### EXERCISE OBJECTIVE
The entries below should be transcribed in their entirety, exactly as written.

══════════════════════════════

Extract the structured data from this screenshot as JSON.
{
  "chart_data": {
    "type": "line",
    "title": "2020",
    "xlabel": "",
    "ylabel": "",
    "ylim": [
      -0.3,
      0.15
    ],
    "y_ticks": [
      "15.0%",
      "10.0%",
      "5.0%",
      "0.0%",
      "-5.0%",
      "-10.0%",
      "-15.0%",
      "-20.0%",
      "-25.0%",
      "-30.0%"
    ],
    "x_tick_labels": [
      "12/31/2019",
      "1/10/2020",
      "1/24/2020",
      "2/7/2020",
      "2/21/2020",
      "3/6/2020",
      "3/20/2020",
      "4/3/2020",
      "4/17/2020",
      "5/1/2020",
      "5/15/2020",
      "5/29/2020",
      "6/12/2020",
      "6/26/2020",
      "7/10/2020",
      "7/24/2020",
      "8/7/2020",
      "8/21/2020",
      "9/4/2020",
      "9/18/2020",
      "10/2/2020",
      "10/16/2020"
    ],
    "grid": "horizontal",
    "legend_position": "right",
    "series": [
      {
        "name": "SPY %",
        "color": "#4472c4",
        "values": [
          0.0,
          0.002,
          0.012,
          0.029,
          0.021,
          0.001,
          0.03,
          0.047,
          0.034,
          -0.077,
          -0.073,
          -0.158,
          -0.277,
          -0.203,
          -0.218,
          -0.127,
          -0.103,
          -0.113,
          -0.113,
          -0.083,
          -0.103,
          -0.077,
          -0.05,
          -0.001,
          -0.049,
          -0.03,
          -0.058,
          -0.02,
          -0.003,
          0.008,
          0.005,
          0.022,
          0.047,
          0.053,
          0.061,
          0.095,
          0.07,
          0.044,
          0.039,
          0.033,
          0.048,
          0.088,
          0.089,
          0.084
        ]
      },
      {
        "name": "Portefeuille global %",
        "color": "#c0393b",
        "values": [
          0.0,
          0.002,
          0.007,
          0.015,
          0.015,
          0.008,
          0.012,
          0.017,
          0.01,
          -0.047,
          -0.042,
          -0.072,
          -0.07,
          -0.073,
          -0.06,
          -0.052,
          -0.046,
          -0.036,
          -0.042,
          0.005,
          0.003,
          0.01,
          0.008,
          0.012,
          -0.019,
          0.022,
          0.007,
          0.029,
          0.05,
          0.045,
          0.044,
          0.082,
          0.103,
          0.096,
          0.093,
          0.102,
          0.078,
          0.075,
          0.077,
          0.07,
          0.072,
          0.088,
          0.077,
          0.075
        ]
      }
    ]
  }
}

══════════════════════════════

### OUTPUT OF THE EXERCISE
Extract the structured data from this screenshot as JSON.
{
  "chart_data": {
    "type": "line",
    "title": "2020",
    "xlabel": "",
    "ylabel": "",
    "ylim": [
      -0.3,
      0.15
    ],
    "y_ticks": [
      "15.0%",
      "10.0%",
      "5.0%",
      "0.0%",
      "-5.0%",
      "-10.0%",
      "-15.0%",
      "-20.0%",
      "-25.0%",
      "-30.0%"
    ],
    "x_tick_labels": [
      "12/31/2019",
      "1/10/2020",
      "1/24/2020",
      "2/7/2020",
      "2/21/2020",
      "3/6/2020",
      "3/20/2020",
      "4/3/2020",
      "4/17/2020",
      "5/1/2020",
      "5/15/2020",
      "5/29/2020",
      "6/12/2020",
      "6/26/2020",
      "7/10/2020",
      "7/24/2020",
      "8/7/2020",
      "8/21/2020",
      "9/4/2020",
      "9/18/2020",
      "10/2/2020",
      "10/16/2020"
    ],
    "grid": "horizontal",
    "legend_position": "right",
    "series": [
      {
        "name": "SPY %",
        "color": "#4472c4",
        "values": [
          0.0,
          0.002,
          0.012,
          0.029,
          0.021,
          0.001,
          0.03,
          0.047,
          0.034,
          -0.077,
          -0.073,
          -0.158,
          -0.277,
          -0.203,
          -0.218,
          -0.127,
          -0.103,
          -0.113,
          -0.113,
          -0.083,
          -0.103,
          -0.077,
          -0.05,
          -0.001,
          -0.049,
          -0.03,
          -0.058,
          -0.02,
          -0.003,
          0.008,
          0.005,
          0.022,
          0.047,
          0.053,
          0.061,
          0.095,
          0.07,
          0.044,
          0.039,
          0.033,
          0.048,
          0.088,
          0.089,
          0.084
        ]
      },
      {
        "name": "Portefeuille global %",
        "color": "#c0393b",
        "values": [
          0.0,
          0.002,
          0.007,
          0.015,
          0.015,
          0.008,
          0.012,
          0.017,
          0.01,
          -0.047,
          -0.042,
          -0.072,
          -0.07,
          -0.073,
          -0.06,
          -0.052,
          -0.046,
          -0.036,
          -0.042,
          0.005,
          0.003,
          0.01,
          0.008,
          0.012,
          -0.019,
          0.022,
          0.007,
          0.029,
          0.05,
          0.045,
          0.044,
          0.082,
          0.103,
          0.096,
          0.093,
          0.102,
          0.078,
          0.075,
          0.077,
          0.07,
          0.072,
          0.088,
          0.077,
          0.075
        ]
      }
    ]
  }
}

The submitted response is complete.